Job.
Give every line from the entries that contains "Calosc".

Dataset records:
------------------------

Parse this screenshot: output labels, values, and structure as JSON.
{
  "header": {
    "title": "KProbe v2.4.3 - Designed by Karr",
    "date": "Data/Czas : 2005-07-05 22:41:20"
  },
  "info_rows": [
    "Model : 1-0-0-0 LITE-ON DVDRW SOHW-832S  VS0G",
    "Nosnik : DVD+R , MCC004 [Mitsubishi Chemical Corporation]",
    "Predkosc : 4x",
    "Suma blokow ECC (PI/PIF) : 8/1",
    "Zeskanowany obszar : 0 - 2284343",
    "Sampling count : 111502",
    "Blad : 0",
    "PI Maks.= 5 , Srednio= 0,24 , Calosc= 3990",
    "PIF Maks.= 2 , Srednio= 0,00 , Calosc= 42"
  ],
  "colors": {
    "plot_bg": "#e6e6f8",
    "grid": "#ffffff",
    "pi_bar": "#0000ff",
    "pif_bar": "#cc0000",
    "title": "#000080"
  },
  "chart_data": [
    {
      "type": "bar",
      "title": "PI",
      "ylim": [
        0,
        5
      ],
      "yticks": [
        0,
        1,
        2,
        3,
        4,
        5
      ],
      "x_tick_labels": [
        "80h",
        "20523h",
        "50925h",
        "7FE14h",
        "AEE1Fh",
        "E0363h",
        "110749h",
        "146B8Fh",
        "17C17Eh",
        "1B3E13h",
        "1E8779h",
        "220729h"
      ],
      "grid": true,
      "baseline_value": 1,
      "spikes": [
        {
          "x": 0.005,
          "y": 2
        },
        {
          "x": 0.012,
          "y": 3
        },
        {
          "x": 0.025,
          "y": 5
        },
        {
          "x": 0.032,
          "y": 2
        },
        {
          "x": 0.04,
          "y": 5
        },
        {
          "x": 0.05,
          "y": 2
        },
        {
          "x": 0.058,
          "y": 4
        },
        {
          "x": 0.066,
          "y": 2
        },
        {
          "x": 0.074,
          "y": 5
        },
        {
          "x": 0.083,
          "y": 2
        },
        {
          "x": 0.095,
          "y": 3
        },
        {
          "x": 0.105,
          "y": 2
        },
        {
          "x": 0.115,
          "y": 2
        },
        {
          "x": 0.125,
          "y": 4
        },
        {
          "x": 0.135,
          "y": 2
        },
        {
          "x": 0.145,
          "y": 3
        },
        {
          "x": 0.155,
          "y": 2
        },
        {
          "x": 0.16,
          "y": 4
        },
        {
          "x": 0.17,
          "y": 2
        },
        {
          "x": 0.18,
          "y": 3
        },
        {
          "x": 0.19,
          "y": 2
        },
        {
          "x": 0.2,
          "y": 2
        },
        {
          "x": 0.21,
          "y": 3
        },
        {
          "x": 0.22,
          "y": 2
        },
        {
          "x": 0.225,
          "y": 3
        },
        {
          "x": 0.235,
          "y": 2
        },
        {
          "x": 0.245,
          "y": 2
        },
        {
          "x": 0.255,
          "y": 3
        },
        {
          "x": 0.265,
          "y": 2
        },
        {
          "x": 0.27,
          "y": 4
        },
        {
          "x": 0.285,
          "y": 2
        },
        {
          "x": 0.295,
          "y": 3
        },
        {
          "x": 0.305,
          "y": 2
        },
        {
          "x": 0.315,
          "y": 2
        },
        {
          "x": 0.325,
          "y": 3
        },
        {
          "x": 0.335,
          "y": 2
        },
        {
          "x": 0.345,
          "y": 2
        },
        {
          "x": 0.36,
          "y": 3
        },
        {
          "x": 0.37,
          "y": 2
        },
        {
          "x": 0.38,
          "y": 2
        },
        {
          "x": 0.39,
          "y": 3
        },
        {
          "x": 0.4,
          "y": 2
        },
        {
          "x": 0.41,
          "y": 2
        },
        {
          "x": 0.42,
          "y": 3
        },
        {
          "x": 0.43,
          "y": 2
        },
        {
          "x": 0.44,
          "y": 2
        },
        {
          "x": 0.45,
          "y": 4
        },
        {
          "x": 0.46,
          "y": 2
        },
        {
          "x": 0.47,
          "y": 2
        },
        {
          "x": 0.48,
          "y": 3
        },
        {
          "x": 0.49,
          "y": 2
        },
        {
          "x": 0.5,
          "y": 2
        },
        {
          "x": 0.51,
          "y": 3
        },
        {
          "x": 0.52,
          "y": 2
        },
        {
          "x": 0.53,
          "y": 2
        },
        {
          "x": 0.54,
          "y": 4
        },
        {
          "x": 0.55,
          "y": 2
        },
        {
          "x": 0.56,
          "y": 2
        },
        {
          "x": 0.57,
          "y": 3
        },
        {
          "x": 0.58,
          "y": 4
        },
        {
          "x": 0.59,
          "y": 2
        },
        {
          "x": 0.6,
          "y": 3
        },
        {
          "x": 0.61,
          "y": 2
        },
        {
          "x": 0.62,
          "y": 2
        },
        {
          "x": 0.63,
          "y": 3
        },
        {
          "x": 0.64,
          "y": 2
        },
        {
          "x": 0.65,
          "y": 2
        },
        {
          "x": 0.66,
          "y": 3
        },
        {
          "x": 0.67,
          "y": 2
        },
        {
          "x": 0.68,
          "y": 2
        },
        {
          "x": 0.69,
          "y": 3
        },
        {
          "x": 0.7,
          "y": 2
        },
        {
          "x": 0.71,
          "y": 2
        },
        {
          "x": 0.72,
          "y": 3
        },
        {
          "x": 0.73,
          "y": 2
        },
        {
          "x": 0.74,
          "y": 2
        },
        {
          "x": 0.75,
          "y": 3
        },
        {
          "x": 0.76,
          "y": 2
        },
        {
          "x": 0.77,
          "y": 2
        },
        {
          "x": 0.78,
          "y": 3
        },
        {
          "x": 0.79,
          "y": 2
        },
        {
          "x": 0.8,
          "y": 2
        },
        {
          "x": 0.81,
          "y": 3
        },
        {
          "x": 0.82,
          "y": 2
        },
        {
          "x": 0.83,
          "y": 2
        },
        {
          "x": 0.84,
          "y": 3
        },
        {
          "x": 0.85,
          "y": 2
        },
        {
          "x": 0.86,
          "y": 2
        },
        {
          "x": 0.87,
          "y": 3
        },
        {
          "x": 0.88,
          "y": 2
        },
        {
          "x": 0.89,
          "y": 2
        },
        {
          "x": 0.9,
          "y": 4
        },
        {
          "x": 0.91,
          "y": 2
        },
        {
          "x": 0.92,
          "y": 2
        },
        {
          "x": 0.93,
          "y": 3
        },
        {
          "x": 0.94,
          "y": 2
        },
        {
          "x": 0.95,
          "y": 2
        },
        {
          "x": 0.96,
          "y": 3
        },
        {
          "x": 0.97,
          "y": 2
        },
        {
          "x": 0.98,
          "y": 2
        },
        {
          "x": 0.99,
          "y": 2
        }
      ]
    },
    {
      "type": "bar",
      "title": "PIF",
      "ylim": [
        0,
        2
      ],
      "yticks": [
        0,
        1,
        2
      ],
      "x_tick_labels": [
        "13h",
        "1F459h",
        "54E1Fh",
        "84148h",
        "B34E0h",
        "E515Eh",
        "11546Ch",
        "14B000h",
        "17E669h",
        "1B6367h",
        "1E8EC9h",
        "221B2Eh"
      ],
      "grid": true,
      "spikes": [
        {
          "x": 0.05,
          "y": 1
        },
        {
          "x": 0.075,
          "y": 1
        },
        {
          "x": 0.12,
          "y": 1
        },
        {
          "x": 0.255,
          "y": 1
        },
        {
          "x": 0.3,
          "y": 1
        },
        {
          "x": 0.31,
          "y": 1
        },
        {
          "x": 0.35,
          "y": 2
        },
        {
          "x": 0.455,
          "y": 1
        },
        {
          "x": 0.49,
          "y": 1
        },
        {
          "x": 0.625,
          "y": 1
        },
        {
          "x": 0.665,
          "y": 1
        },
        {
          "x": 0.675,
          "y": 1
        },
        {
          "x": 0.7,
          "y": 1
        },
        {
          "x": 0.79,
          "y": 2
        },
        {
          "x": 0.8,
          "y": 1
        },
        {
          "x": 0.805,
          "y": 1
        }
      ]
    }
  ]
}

------------------------

Result.
    "PI Maks.= 5 , Srednio= 0,24 , Calosc= 3990",
    "PIF Maks.= 2 , Srednio= 0,00 , Calosc= 42"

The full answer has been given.